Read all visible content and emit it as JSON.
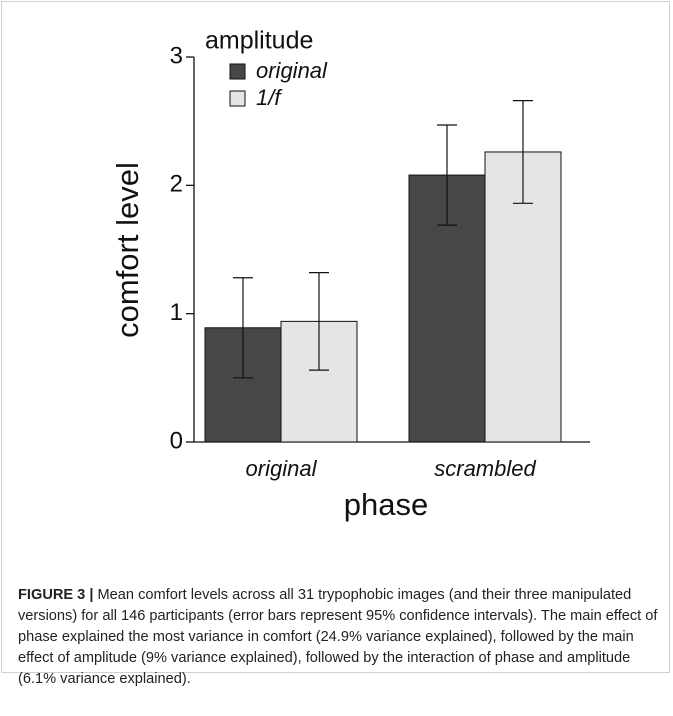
{
  "chart_data": {
    "type": "bar",
    "ylabel": "comfort level",
    "xlabel": "phase",
    "legend_title": "amplitude",
    "categories": [
      "original",
      "scrambled"
    ],
    "series": [
      {
        "name": "original",
        "color": "#474747",
        "values": [
          0.89,
          2.08
        ],
        "errors": [
          0.39,
          0.39
        ]
      },
      {
        "name": "1/f",
        "color": "#e5e5e5",
        "values": [
          0.94,
          2.26
        ],
        "errors": [
          0.38,
          0.4
        ]
      }
    ],
    "ylim": [
      0,
      3
    ],
    "yticks": [
      0,
      1,
      2,
      3
    ]
  },
  "caption": {
    "label": "FIGURE 3 |",
    "text": "Mean comfort levels across all 31 trypophobic images (and their three manipulated versions) for all 146 participants (error bars represent 95% confidence intervals). The main effect of phase explained the most variance in comfort (24.9% variance explained), followed by the main effect of amplitude (9% variance explained), followed by the interaction of phase and amplitude (6.1% variance explained)."
  }
}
· · · ·
SHORT TASK: Count how many lines above include the word "amplitude" and answer with that figure only.

OUTPUT FOR THIS EXERCISE: 2